## Objective:
Review the listing and copy each line that holds the word "казенных".
[Start]
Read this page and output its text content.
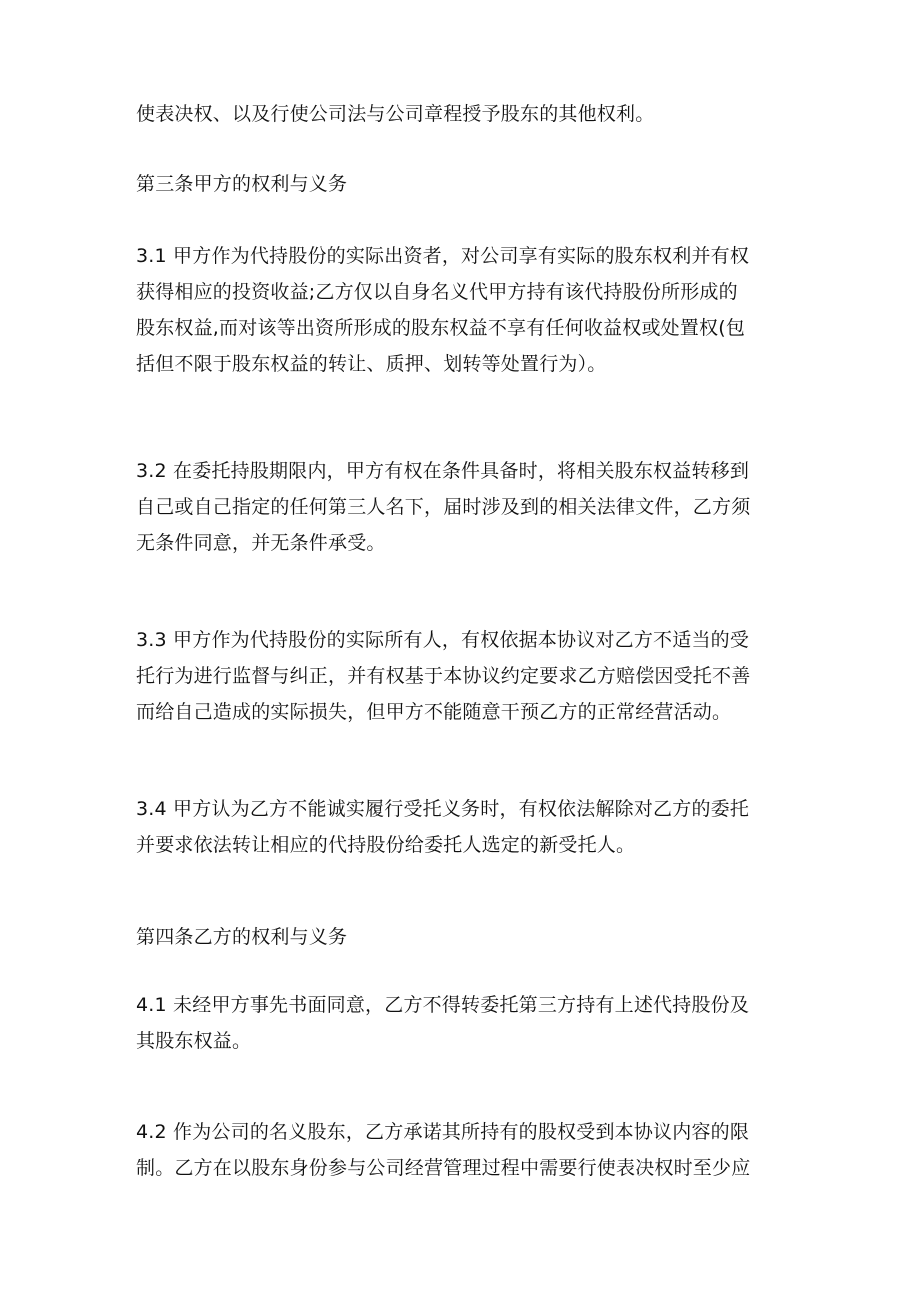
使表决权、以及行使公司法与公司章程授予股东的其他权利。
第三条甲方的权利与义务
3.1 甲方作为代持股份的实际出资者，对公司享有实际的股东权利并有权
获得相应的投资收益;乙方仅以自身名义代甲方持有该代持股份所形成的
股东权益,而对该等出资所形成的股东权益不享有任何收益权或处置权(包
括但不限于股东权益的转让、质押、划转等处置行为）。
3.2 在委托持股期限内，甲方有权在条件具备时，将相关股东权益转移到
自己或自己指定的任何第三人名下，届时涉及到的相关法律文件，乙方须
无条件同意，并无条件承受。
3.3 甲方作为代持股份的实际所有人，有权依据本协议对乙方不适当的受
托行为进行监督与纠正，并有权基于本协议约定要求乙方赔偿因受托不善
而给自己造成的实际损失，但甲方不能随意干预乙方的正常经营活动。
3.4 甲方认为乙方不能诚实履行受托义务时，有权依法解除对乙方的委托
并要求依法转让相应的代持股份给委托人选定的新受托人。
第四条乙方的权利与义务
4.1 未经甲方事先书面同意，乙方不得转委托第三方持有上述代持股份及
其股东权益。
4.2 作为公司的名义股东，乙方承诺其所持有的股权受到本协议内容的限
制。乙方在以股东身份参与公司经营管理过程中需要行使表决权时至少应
[End]
[Start]
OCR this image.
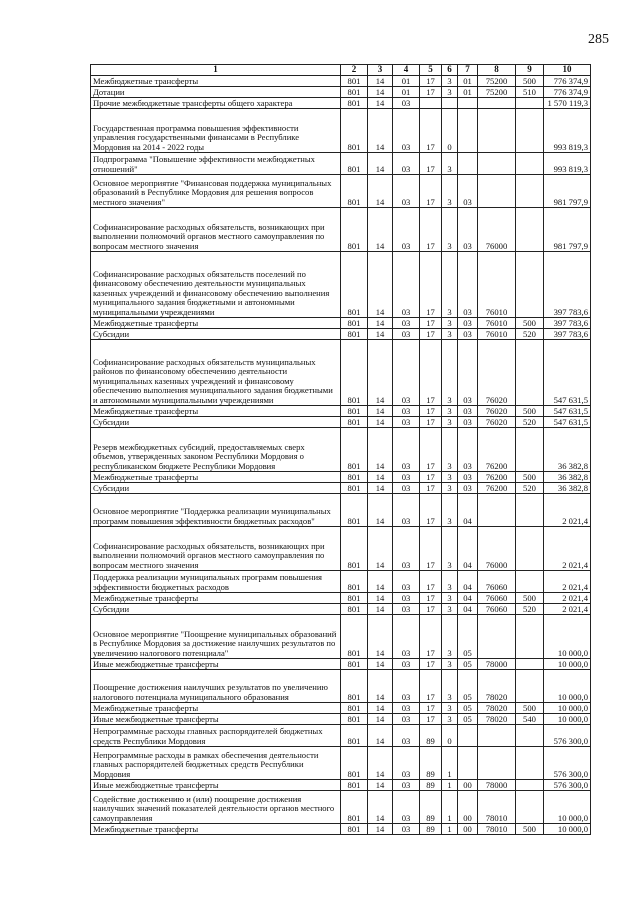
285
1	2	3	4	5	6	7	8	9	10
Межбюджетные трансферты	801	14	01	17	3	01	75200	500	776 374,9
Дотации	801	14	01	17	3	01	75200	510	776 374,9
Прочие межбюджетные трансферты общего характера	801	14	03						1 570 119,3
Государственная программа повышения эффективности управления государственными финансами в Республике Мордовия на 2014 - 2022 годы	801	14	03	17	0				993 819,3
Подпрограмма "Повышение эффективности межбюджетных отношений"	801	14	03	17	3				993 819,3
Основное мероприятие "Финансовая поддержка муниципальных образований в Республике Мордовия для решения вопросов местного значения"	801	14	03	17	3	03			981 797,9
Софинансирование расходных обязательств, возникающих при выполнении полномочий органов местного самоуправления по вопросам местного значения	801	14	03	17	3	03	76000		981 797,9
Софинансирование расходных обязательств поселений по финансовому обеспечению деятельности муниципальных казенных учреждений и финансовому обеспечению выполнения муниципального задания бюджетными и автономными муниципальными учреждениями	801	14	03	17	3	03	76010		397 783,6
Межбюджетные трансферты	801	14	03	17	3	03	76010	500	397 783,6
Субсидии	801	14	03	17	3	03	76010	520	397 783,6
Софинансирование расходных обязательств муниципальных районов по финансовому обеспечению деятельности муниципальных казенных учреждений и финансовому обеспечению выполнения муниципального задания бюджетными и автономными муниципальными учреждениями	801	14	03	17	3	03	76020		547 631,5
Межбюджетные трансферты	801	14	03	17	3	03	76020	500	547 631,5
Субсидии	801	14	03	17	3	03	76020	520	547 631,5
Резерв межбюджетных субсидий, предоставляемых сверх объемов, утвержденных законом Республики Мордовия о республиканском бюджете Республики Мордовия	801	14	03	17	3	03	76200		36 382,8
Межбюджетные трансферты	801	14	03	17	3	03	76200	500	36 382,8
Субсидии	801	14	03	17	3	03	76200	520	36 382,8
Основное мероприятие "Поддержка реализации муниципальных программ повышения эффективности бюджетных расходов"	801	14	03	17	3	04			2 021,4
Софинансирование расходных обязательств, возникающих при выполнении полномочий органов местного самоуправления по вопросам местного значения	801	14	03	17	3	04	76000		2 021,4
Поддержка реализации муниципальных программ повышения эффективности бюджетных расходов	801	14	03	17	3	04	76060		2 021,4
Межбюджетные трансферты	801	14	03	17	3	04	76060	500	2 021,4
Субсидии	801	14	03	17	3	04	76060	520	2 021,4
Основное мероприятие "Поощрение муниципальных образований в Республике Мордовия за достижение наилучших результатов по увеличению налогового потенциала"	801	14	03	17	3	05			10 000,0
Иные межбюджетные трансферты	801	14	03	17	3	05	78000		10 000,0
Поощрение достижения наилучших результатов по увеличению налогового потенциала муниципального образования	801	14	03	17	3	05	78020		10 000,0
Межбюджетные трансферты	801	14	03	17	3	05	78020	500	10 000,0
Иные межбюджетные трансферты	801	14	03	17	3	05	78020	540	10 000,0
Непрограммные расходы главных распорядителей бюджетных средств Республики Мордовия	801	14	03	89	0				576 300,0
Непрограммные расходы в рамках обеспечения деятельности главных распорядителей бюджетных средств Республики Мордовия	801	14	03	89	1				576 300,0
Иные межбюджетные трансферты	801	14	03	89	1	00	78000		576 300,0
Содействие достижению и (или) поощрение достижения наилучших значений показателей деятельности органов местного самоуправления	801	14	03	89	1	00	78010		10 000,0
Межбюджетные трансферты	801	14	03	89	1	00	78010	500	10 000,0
[End]
[Start]
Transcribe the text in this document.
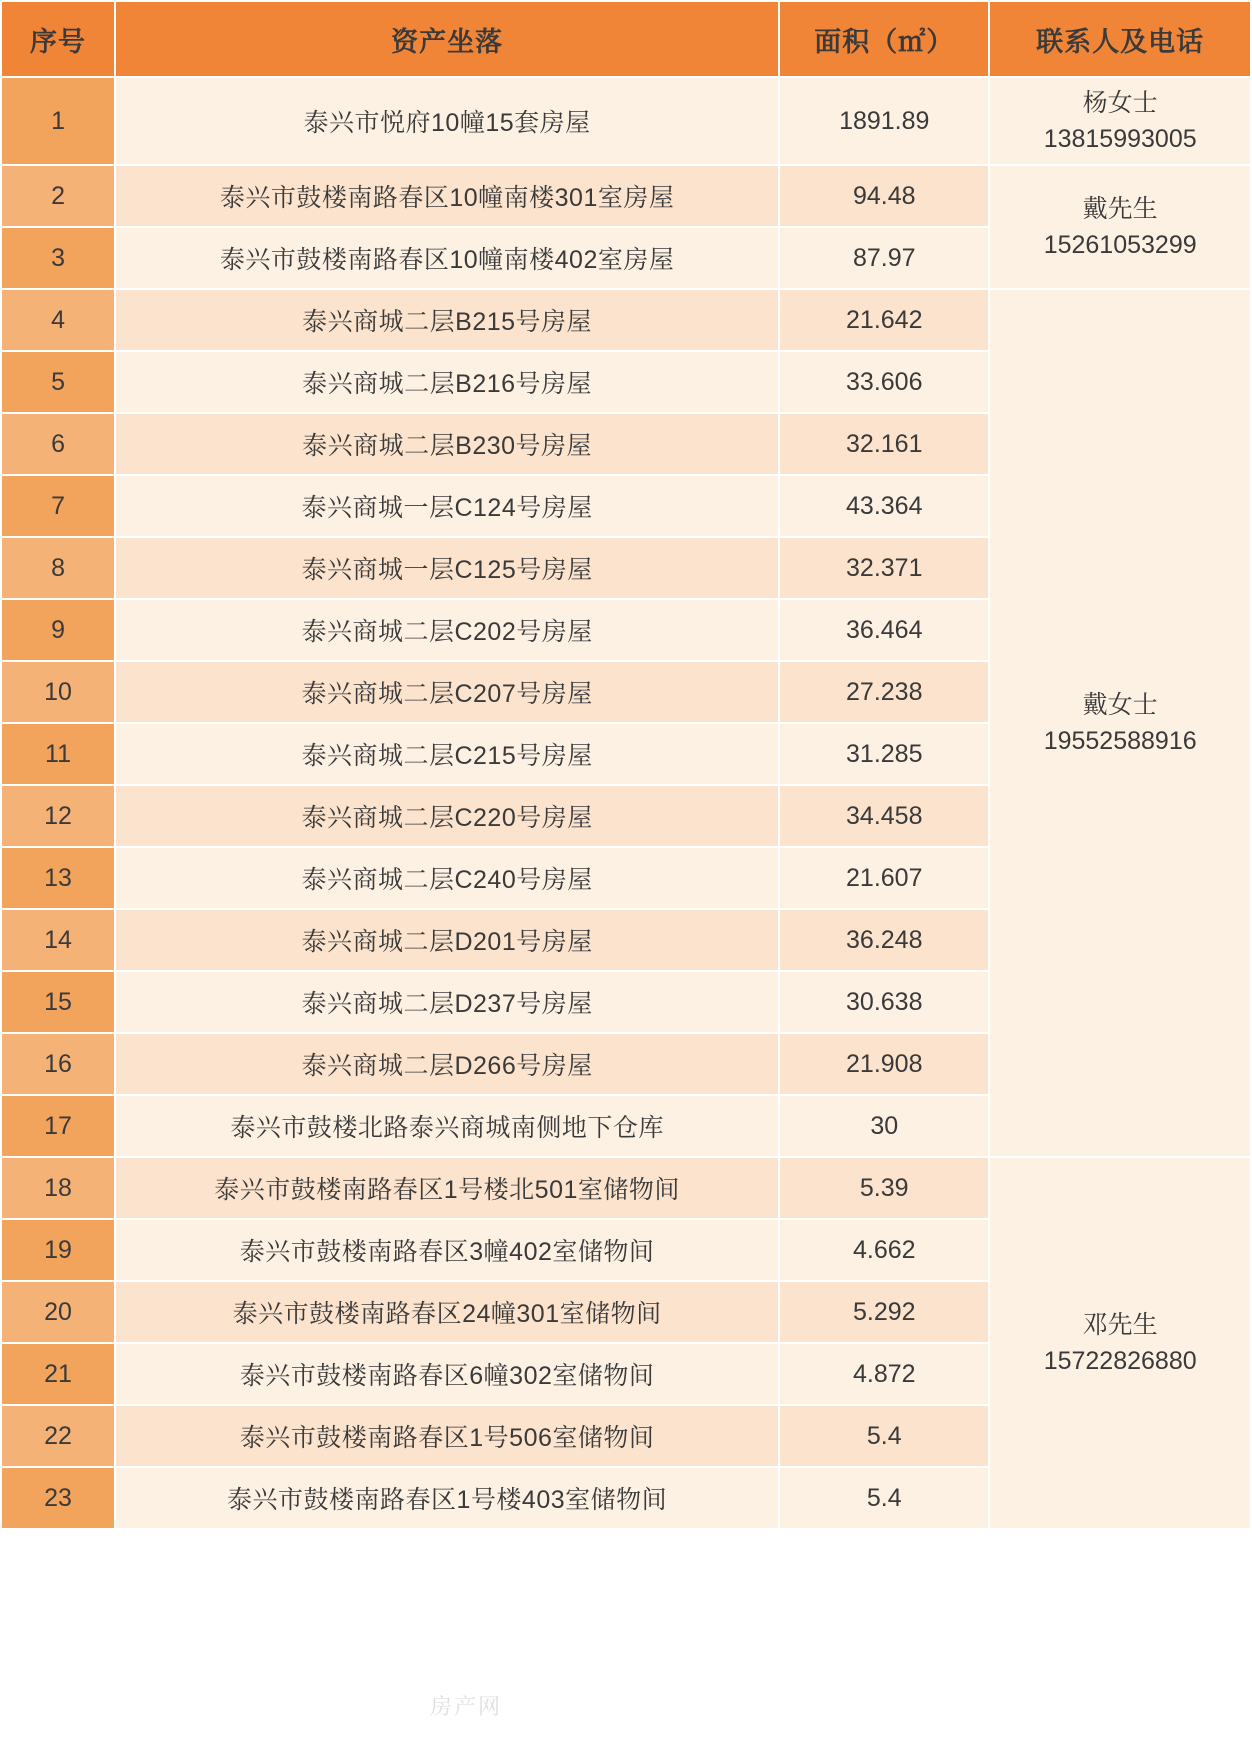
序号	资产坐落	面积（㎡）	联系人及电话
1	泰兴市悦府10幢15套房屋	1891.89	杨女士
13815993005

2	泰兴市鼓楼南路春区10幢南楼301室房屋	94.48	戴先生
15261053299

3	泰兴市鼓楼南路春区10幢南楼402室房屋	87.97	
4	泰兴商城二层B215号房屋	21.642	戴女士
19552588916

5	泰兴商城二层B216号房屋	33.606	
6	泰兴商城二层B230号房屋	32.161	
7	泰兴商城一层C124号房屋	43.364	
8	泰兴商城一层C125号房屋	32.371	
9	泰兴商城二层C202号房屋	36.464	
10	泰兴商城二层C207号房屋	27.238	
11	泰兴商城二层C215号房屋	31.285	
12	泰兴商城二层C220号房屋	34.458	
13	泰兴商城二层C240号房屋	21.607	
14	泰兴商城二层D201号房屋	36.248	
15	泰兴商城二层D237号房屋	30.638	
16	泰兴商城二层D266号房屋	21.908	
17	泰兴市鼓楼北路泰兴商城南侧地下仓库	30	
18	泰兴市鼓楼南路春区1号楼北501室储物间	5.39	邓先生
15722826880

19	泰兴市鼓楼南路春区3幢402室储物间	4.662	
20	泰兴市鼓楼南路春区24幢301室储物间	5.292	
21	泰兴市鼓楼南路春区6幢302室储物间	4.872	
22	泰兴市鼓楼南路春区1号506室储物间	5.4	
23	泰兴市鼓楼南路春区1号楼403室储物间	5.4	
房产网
[End]
## The response:
Софинансирование расходных обязательств поселений по финансовому обеспечению деятельности муниципальных казенных учреждений и финансовому обеспечению выполнения муниципального задания бюджетными и автономными муниципальными учреждениями	801	14	03	17	3	03	76010		397 783,6
Софинансирование расходных обязательств муниципальных районов по финансовому обеспечению деятельности муниципальных казенных учреждений и финансовому обеспечению выполнения муниципального задания бюджетными и автономными муниципальными учреждениями	801	14	03	17	3	03	76020		547 631,5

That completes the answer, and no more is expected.